▶ _RECORDS SUPPLIED_
┌──

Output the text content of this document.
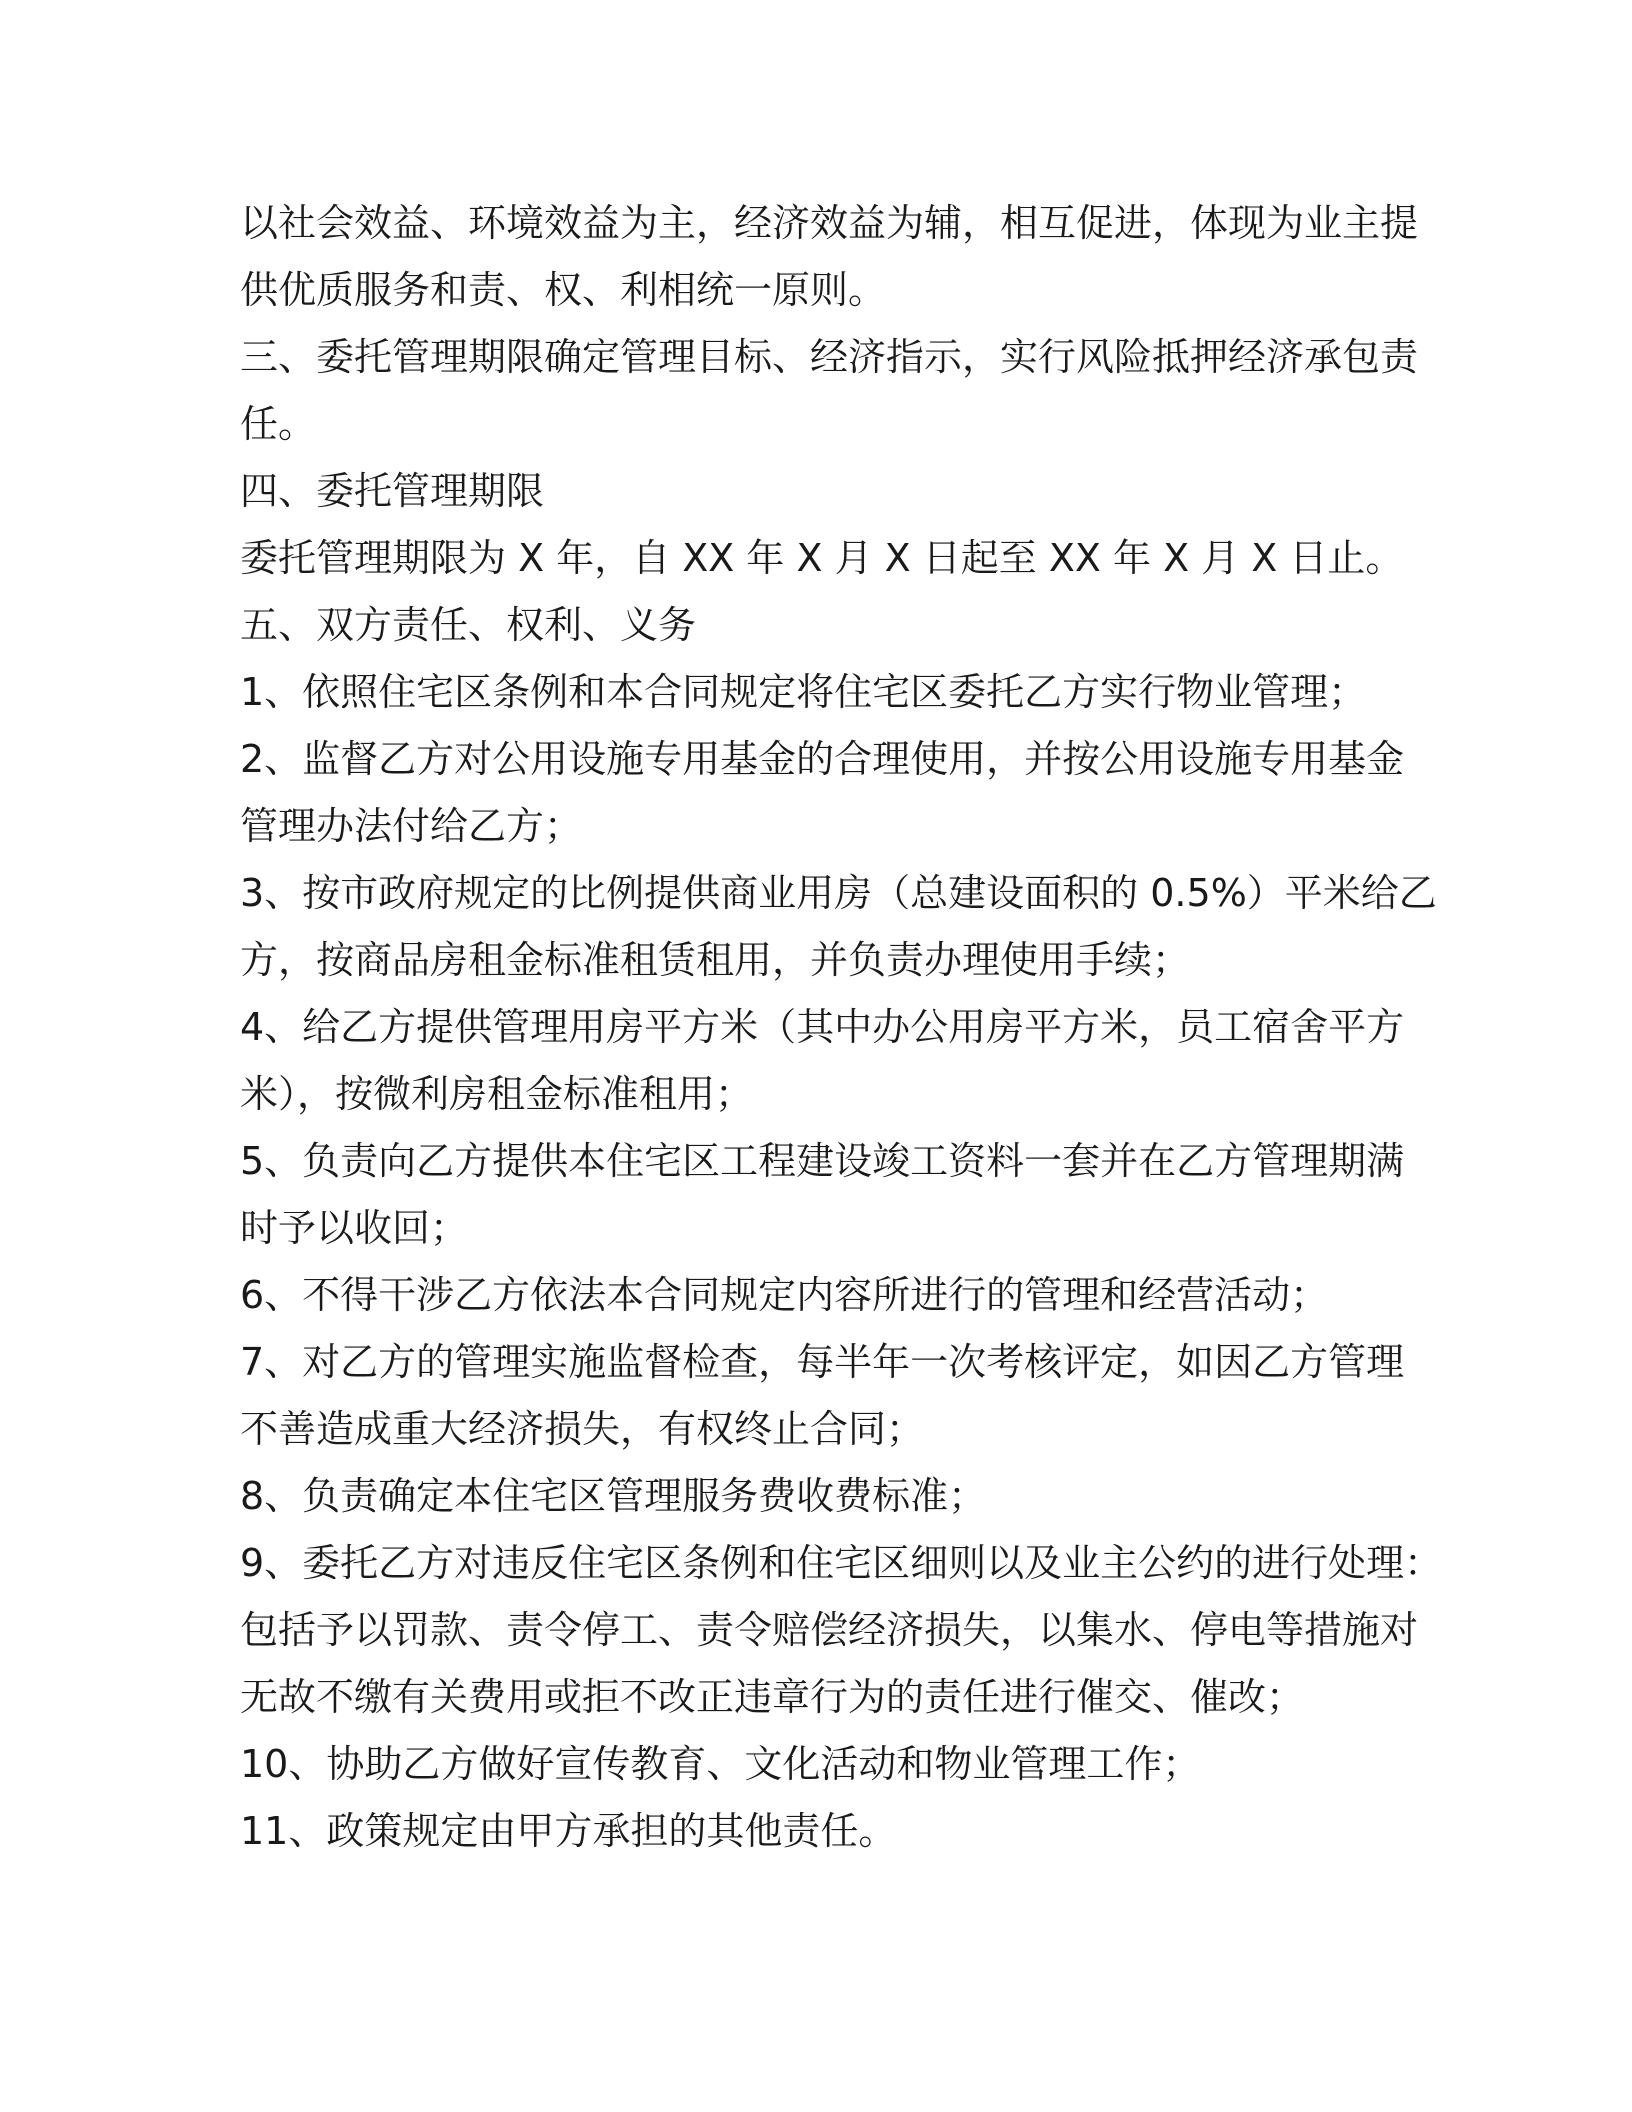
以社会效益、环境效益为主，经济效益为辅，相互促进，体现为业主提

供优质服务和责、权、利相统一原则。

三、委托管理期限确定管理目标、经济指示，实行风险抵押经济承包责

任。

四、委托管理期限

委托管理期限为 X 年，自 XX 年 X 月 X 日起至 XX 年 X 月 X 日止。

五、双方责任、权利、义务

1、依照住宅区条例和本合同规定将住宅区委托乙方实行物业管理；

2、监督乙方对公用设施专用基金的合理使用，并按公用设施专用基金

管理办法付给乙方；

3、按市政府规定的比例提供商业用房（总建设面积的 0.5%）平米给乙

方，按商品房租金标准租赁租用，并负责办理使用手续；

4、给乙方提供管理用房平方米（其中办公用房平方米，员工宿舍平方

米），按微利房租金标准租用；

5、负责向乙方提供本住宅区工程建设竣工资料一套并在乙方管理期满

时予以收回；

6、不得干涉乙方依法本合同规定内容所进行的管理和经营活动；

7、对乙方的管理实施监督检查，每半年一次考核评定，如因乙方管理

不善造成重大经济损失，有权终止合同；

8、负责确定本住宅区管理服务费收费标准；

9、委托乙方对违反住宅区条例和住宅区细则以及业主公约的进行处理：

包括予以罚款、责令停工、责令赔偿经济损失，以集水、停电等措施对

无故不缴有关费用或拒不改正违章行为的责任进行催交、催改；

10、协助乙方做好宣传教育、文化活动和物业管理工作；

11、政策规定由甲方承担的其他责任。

└──
┌──

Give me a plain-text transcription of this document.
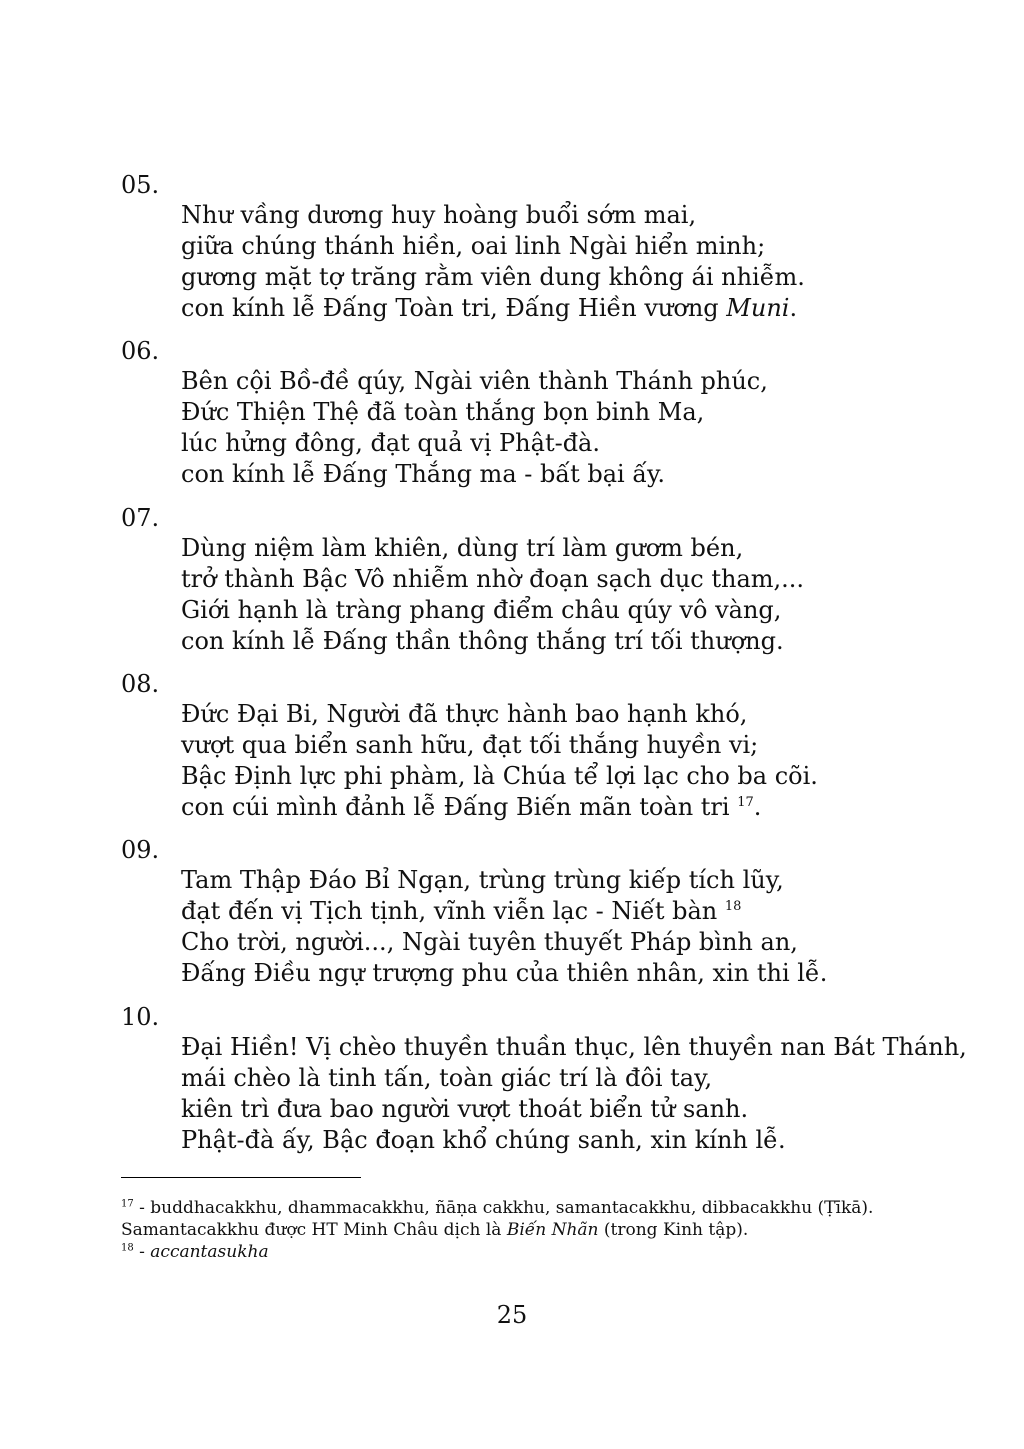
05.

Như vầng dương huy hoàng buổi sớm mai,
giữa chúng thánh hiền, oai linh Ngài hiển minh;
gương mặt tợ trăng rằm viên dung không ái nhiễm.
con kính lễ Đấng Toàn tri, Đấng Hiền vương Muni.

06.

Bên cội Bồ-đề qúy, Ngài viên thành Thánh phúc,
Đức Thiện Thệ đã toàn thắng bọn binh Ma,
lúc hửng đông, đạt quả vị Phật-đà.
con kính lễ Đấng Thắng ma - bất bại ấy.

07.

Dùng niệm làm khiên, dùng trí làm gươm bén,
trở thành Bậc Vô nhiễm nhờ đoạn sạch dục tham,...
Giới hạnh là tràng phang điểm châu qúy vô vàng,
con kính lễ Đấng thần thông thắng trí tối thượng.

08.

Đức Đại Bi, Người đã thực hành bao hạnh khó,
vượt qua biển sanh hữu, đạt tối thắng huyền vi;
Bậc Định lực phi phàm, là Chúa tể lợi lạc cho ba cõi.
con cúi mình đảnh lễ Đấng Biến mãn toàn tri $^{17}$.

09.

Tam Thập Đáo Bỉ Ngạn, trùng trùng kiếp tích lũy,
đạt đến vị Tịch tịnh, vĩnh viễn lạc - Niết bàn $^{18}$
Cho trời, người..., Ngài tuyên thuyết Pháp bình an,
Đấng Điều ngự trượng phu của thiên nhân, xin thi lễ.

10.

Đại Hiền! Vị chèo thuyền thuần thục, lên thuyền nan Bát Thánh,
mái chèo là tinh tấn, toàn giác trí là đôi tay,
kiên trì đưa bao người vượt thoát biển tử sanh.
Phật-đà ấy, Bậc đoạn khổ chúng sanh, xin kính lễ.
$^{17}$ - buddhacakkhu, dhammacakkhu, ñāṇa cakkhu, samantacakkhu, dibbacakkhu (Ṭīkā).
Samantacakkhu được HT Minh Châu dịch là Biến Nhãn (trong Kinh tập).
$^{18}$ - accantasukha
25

└──
┌──

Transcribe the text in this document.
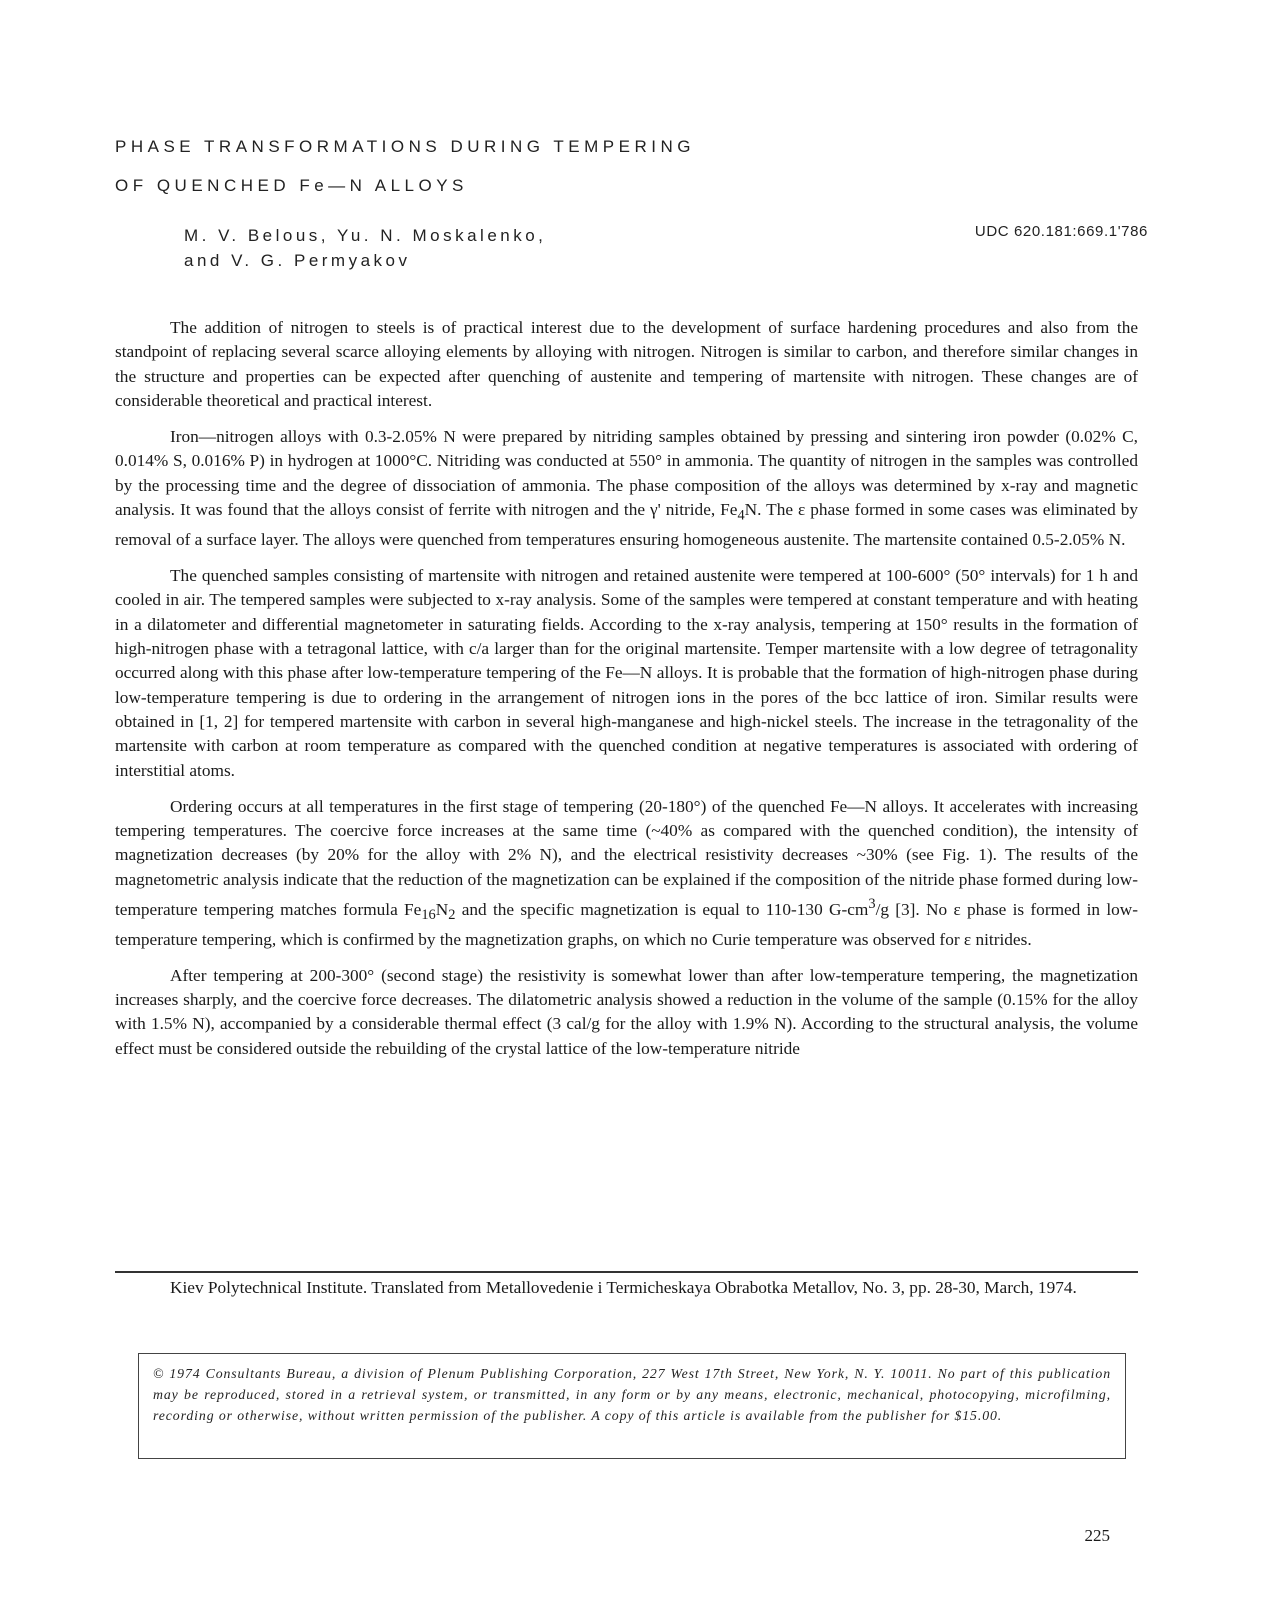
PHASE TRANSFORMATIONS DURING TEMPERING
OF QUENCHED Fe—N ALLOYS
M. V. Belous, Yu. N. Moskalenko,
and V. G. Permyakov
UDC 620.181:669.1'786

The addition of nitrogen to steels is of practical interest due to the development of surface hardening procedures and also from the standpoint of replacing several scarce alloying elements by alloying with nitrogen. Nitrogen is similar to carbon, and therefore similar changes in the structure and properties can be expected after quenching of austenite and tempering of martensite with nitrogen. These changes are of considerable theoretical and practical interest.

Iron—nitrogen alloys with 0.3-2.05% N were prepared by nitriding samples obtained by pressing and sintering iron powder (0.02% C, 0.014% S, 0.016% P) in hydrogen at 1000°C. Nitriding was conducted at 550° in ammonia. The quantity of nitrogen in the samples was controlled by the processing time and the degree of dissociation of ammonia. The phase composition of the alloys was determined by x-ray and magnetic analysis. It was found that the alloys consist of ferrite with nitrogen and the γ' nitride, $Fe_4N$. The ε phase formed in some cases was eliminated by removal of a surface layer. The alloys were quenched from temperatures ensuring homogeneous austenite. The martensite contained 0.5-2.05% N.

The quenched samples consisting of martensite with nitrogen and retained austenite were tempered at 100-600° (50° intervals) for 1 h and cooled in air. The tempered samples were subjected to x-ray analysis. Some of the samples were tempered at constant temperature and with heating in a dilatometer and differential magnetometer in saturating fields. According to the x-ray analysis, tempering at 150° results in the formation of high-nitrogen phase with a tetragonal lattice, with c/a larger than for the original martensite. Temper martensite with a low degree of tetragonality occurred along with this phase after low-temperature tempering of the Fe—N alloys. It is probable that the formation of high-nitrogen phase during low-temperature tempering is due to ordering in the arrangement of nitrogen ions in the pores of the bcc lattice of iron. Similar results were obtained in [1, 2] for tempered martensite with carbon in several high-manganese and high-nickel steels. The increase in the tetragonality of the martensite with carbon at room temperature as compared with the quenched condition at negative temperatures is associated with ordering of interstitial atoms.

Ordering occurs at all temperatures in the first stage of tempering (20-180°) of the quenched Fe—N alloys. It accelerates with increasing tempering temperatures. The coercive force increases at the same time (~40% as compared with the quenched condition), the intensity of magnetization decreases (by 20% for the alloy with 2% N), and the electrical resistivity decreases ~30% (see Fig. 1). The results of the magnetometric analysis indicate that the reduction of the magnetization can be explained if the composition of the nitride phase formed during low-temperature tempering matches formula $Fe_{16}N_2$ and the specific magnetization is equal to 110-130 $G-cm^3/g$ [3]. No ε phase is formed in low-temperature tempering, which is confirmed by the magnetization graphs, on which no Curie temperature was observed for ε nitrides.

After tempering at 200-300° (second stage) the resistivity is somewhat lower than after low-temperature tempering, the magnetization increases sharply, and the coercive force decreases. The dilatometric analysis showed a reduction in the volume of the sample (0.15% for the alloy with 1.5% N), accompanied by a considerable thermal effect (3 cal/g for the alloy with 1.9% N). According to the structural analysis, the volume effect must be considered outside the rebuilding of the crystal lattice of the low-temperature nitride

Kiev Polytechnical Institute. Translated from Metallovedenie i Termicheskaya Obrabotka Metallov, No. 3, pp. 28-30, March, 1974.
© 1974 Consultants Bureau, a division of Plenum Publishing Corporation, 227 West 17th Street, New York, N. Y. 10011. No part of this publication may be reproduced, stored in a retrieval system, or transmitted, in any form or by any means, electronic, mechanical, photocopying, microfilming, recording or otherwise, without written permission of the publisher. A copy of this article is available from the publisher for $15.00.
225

└──

▶ _REQUIRED TASK_
Scan the lines for the string "Phật". Copy out each line that matches.

▶ _OUTPUT OF THE TASK_
lúc hửng đông, đạt quả vị Phật-đà.
Phật-đà ấy, Bậc đoạn khổ chúng sanh, xin kính lễ.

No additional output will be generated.